▶ [Given request]:
In the listing below, count the lines containing the string "nPotentials" and state only the number.

▶ [Records to use]:
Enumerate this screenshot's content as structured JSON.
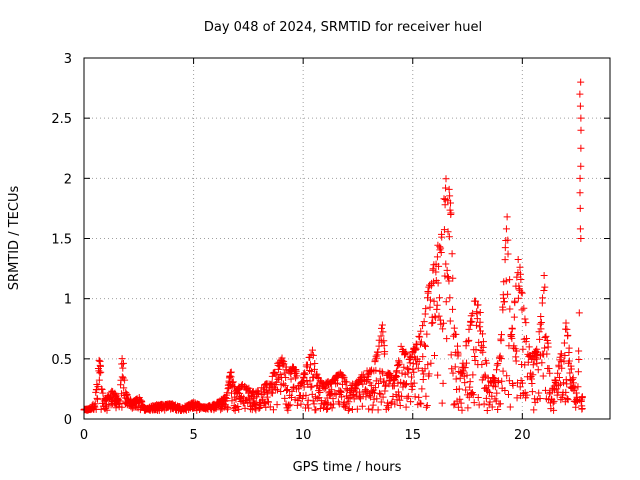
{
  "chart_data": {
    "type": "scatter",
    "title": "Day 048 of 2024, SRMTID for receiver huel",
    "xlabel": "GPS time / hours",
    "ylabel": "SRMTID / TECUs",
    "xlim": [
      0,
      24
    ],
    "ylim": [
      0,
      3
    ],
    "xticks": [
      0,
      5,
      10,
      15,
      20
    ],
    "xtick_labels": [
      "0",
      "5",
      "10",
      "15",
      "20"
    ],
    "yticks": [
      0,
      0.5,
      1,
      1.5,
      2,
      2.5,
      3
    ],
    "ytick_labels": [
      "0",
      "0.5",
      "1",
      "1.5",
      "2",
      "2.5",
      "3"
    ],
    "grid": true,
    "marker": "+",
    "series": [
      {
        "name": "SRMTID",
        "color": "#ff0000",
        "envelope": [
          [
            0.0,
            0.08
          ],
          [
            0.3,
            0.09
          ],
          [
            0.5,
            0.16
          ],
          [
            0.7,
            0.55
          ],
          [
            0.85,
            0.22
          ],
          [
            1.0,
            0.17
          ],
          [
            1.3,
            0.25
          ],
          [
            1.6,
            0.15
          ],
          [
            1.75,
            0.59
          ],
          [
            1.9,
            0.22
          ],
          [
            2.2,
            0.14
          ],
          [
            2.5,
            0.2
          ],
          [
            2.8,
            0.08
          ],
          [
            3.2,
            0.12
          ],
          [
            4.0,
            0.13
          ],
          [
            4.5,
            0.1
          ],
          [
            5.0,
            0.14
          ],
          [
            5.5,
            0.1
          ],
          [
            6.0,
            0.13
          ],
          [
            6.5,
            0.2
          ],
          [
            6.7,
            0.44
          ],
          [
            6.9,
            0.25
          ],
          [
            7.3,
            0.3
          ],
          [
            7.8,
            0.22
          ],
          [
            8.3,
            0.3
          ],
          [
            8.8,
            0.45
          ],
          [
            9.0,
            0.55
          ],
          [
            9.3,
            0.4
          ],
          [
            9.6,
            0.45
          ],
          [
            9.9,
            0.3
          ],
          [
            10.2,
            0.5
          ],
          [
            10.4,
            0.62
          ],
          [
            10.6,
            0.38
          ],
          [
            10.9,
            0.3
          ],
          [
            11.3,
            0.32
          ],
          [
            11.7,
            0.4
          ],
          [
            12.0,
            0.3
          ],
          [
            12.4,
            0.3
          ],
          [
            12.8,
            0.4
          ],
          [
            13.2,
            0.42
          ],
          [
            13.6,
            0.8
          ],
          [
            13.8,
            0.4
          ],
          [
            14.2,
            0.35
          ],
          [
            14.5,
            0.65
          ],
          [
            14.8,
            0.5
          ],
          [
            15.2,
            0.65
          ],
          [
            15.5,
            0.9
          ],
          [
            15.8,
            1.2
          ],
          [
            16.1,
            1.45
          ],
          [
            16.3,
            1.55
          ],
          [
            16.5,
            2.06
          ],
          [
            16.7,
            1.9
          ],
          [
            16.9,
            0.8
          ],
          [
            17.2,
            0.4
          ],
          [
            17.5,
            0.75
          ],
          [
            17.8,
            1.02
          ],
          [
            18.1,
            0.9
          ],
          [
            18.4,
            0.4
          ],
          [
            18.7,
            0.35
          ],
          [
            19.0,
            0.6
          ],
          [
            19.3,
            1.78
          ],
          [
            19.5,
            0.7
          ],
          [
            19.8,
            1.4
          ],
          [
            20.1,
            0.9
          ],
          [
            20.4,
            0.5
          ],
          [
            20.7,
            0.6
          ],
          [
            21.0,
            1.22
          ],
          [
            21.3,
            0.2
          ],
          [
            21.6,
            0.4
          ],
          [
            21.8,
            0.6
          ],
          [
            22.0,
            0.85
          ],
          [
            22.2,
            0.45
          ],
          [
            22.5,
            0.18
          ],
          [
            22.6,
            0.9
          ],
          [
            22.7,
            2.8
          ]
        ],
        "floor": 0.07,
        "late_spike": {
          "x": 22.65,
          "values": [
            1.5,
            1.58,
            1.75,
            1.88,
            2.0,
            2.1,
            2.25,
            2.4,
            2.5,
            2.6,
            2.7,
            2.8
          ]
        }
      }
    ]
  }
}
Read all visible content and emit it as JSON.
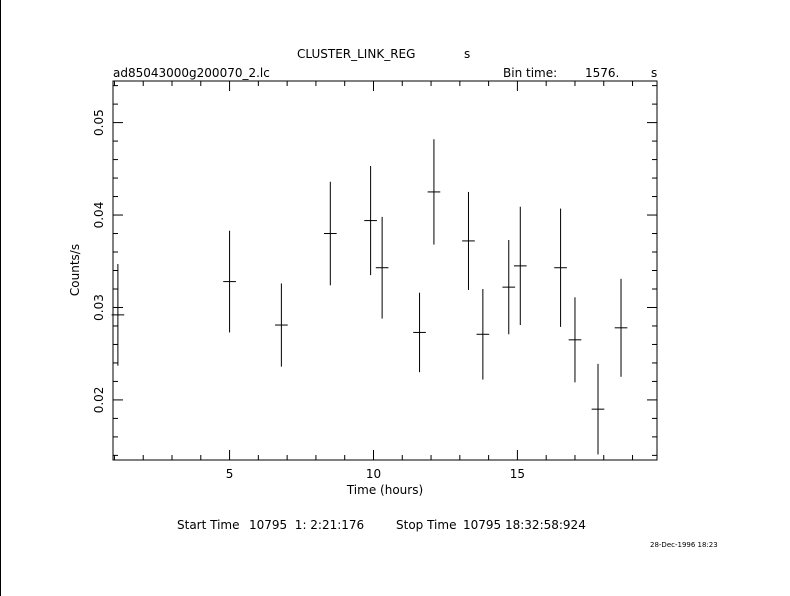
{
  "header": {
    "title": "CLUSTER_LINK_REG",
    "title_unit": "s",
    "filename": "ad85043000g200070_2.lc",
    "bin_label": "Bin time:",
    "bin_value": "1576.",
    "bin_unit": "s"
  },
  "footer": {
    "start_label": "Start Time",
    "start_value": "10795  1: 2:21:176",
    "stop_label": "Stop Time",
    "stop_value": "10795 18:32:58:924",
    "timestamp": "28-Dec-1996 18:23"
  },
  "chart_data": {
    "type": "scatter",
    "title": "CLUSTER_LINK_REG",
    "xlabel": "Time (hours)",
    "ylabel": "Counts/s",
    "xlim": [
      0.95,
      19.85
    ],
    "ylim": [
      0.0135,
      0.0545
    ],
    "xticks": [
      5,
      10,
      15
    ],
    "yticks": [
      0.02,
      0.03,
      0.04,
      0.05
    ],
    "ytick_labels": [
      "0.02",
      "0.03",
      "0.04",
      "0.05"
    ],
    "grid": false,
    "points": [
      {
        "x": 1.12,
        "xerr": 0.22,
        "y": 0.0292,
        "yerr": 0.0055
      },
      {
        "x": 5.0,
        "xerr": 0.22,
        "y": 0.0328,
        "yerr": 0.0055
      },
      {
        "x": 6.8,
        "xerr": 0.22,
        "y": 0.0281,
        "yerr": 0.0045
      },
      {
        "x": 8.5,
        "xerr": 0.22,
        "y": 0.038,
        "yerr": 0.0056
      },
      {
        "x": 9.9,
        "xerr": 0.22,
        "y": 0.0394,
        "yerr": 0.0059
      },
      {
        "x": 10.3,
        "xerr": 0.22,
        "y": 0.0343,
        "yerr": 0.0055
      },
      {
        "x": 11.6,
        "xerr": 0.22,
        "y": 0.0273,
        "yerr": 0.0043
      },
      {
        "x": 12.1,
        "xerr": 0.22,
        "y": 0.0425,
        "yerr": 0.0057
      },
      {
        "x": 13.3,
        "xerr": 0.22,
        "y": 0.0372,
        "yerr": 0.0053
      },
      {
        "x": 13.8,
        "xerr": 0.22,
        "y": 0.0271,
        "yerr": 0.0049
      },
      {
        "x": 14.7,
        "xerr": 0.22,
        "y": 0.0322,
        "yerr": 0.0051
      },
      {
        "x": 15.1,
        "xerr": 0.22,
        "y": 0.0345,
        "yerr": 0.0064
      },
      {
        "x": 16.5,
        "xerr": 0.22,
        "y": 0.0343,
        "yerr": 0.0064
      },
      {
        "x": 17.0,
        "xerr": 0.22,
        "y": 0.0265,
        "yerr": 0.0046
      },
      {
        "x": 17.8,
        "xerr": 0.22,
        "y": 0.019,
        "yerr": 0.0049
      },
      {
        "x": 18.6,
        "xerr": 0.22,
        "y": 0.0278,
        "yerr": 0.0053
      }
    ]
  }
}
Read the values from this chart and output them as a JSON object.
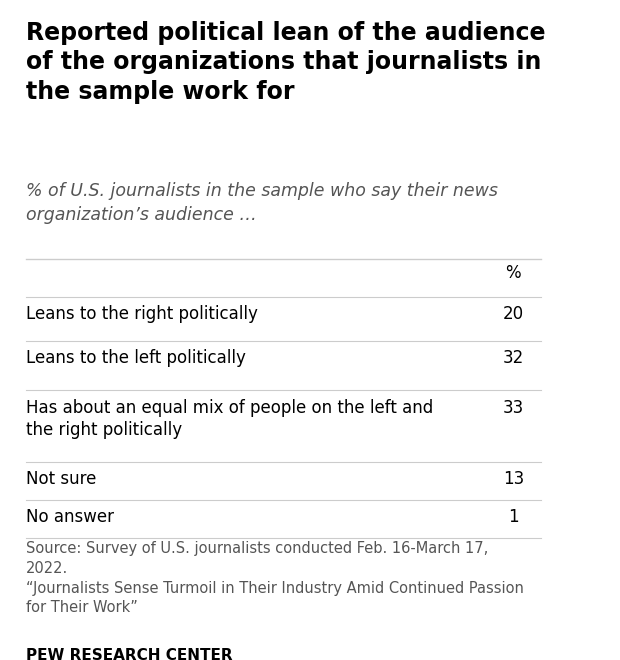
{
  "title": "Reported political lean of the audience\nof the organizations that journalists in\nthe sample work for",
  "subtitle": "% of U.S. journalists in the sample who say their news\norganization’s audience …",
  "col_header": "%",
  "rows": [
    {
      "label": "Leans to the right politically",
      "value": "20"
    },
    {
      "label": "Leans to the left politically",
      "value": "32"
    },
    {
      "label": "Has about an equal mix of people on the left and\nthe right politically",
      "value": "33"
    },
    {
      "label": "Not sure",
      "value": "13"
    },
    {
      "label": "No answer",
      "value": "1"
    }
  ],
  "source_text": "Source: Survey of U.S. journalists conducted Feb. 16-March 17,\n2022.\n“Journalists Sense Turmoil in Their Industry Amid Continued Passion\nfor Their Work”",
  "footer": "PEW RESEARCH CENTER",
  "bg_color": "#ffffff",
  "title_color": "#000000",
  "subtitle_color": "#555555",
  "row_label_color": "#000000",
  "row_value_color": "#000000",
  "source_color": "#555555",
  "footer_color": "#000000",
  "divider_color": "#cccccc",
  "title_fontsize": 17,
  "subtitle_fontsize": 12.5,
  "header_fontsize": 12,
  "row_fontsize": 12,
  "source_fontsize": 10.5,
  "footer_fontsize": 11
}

==

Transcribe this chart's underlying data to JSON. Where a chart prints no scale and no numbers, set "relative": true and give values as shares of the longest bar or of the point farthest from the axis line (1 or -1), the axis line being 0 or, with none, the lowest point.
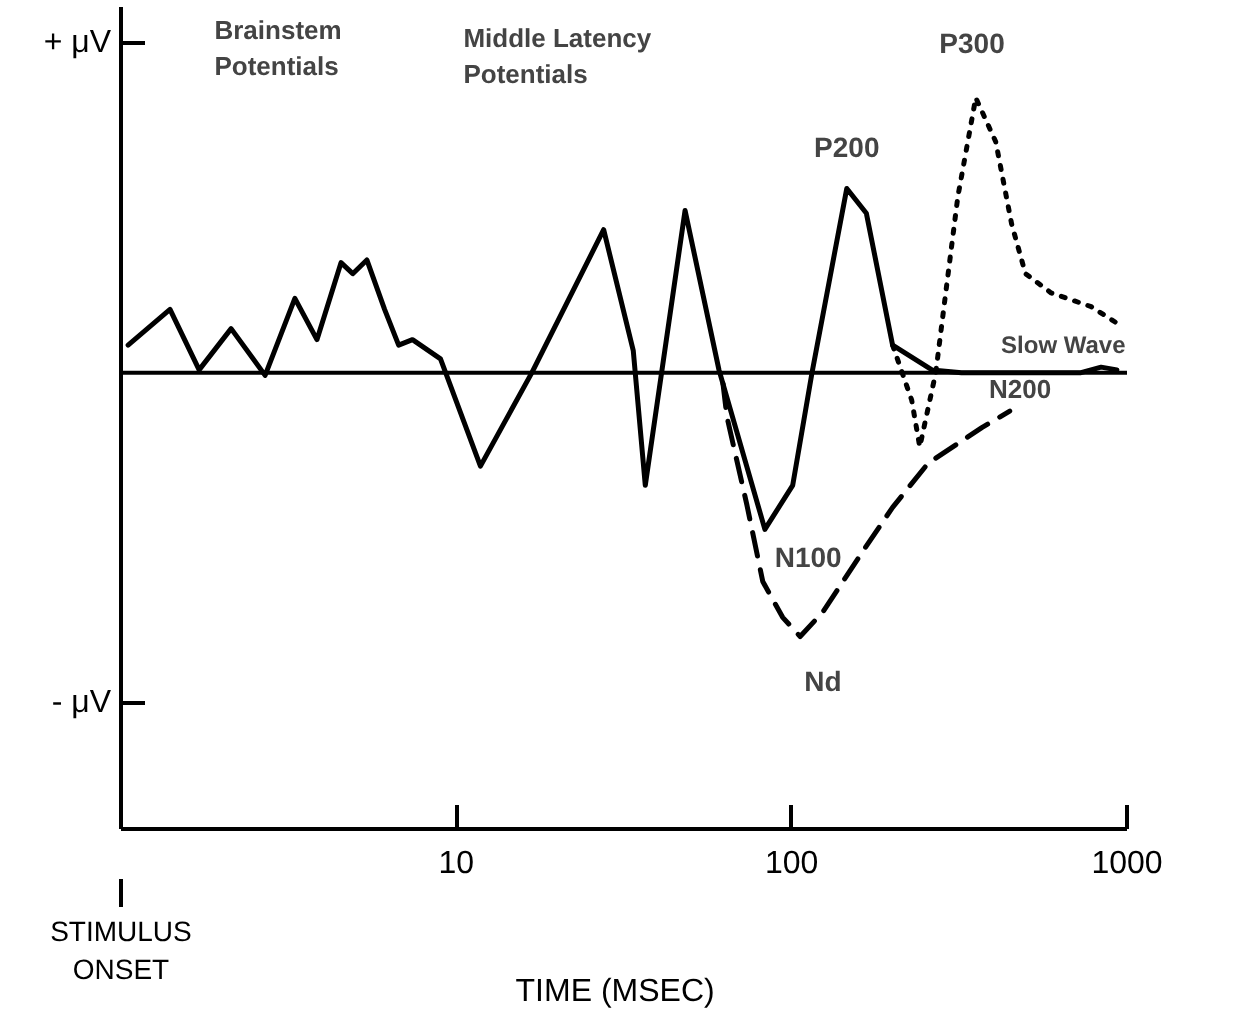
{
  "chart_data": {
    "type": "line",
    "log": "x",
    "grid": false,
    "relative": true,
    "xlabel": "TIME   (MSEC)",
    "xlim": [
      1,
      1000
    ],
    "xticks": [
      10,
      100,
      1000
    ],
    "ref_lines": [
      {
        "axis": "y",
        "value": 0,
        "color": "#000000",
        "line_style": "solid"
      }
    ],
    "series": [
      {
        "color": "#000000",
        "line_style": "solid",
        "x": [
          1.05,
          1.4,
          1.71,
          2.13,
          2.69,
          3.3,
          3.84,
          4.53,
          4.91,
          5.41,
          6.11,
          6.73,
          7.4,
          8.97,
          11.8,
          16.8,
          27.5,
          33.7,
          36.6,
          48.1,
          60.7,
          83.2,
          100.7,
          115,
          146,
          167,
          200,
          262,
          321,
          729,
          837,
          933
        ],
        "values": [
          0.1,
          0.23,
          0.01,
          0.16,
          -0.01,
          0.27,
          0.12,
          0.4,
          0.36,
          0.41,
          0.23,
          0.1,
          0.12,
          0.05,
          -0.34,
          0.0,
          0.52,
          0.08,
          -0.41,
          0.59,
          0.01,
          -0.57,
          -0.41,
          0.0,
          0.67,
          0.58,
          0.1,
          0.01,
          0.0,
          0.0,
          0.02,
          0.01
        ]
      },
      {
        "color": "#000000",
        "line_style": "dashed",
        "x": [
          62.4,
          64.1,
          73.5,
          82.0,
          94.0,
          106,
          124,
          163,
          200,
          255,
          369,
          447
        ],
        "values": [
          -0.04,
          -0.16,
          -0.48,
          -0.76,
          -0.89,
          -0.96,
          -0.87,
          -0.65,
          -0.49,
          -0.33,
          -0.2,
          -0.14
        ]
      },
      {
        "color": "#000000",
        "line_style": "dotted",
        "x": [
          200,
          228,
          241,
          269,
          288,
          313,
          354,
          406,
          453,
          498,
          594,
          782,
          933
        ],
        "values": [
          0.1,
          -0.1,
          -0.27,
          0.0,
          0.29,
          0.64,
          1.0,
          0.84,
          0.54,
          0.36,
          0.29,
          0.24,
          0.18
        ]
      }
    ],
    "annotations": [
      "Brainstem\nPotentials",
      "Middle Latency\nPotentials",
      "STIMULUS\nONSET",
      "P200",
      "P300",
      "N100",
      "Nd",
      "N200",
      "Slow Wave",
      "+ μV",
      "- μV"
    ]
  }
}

▶ [Finished answer]:
2